Supplied passage:
☆ ☆ ☆ ☆ ☆
Sadly, we hear John’s words today and hear them as bad news.  We hear these words and we make a rushed conclusion that we are to repent or else we will suffer the consequences of the veiled threat about being tossed into the fire as described in verses 10 and 12.  The repentance being called for here is not to “turn or burn” like many Christians try to convey today; rather, they are to repent because the Kingdom of Heaven is at hand.  Beloved, this is Good News indeed! We reboot our lives because the very realm and rule of God is among us.  As pastor Kayla McClurg of the Church of Our Savior in Washington, DC says, “God sends a messenger crying out. “Rethink what you think! Turn around and walk in a different way.”[2]

During this time of Advent preparation, John is asking us to reboot, rethink the way we think we know and understand God.  John is asking us to reboot, rethink the way we understand what it means to hold power over others.  John is asking us to reboot, rethink the way we relate with and use the Creation God has blessed us with.  John is asking us to reboot, rethink the way we relate with and respond to those who are homeless or poor among us.  John is asking us to reboot, rethink the way we are preparing for Christ’s birth; in other words, are our preparations an orgy of self-fulfillment with food and stuff or is it our living simply, humbly, justly, and lovingly as we await the baby to come home to his bassinet? We live in a world whereby folks are more apt to tell children, “Don’t be naughty or Santa will not come” versus, “Let’s see how we as a family can imitate what it means to live as though Jesus lived in our house and the Kingdom of God was at hand.”

Brothers and sisters, this morning we are invited to the Table of our Lord.  It is a good time to reflect on how you in your life, how you and your family, how me and mine, need to reboot, rethink what it is like to live in the presence of God in the Kingdom of Heaven.  It’s not out of fear that we do this; we do it because we cannot wait to bring the baby home!  And all God’s people said, “Amen.”

Patrick H. Wrisley, D.Min.
Senior Pastor & Teaching Elder
First Presbyterian Church
724 North Woodland Blvd.
DeLand, Florida 32720
pastor@fpcdstaff.org

© 2016 Patrick H. Wrisley. Sermon manuscripts are available for the edification of members and friends of First Presbyterian Church, DeLand, Florida and may not be altered, re-purposed, published or preached without permission.   All rights reserved.

[1] The New Revised Standard Version, copyright 1989, 1995 by the Division of Christian Education of the National Council of the Churches of Christ in the United States of America. Used by permission. All rights reserved.

[2] Kayla McClurg, Disturbed by God, for Sunday, December 4, 2016, Matthew 3:1-12, Inward/Outward e-zine.  See www.inwardoutward.org.
☆ ☆ ☆ ☆ ☆
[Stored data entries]
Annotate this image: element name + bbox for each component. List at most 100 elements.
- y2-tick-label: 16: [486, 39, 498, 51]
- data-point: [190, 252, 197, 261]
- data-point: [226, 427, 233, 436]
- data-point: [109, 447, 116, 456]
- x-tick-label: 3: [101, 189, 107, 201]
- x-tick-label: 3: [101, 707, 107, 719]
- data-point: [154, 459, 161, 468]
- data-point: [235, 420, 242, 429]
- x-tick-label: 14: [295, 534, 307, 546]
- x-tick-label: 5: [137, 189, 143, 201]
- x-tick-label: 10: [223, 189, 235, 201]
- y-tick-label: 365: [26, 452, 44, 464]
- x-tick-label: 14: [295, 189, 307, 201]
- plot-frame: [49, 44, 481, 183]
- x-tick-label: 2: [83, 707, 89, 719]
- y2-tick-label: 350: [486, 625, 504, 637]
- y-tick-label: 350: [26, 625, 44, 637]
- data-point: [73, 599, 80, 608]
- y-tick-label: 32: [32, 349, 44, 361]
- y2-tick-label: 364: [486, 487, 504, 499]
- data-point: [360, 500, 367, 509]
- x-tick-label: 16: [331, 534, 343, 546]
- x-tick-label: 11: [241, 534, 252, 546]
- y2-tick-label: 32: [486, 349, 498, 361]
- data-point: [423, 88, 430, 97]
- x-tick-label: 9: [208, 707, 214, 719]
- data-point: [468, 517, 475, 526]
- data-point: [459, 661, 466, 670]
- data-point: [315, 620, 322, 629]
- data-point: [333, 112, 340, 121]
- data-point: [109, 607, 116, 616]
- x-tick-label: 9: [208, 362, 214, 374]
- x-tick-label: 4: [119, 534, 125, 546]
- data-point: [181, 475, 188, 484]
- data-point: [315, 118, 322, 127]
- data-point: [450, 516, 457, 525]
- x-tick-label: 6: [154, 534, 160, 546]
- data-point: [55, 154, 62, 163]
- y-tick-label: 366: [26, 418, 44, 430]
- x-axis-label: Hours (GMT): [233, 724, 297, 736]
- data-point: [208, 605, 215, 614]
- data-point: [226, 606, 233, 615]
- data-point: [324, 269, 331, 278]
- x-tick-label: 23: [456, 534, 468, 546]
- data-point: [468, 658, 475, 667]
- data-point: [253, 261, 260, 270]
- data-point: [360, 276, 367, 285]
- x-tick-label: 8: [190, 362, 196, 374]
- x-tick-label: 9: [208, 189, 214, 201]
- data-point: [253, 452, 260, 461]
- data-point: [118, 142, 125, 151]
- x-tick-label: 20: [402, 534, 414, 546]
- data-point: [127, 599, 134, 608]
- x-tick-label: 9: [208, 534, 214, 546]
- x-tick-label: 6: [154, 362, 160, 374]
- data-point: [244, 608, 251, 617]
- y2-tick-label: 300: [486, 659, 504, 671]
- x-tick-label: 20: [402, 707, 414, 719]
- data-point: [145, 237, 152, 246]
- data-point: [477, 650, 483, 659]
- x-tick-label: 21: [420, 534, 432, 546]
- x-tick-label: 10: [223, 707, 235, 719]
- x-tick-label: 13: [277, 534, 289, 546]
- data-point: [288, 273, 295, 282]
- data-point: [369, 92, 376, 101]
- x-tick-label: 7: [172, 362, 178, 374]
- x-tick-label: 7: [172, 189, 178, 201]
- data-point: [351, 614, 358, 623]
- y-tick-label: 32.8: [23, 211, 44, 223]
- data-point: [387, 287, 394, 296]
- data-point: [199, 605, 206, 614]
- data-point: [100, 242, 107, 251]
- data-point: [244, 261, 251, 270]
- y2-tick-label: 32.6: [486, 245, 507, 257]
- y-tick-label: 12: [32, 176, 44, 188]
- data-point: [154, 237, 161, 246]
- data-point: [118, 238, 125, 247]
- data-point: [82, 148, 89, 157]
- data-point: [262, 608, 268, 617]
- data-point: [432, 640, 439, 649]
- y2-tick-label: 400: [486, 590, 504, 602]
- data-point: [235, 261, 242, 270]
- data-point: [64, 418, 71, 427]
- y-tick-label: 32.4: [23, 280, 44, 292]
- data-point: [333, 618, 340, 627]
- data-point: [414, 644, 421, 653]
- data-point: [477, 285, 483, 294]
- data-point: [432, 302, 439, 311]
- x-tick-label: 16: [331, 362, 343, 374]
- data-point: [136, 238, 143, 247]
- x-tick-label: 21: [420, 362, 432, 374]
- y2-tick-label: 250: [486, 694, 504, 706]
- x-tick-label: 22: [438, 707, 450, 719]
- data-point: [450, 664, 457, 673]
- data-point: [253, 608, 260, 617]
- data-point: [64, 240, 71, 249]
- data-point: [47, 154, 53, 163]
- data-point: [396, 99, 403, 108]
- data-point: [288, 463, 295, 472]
☆ ☆ ☆ ☆ ☆
Instructions:
[a] According to the sermon, why are people called to repent?
[b] Give the sermon text again, starting at "DeLand, Florida 32720" and ending at "permission. All rights reserved.", but switch "edification" to "benefit".
[c] List every way of thinking or acting that, according to the sermon, John is asking us to reboot and rethink.

Answers per task:
[a] They are to repent because the Kingdom of Heaven is at hand.

[b]
DeLand, Florida 32720
pastor@fpcdstaff.org

© 2016 Patrick H. Wrisley. Sermon manuscripts are available for the benefit of members and friends of First Presbyterian Church, DeLand, Florida and may not be altered, re-purposed, published or preached without permission.   All rights reserved.

[1] The New Revised Standard Version, copyright 1989, 1995 by the Division of Christian Education of the National Council of the Churches of Christ in the United States of America. Used by permission. All rights reserved.

[c]
- The way we think we know and understand God
- The way we understand what it means to hold power over others
- The way we relate with and use the Creation God has blessed us with
- The way we relate with and respond to those who are homeless or poor among us
- The way we are preparing for Christ's birth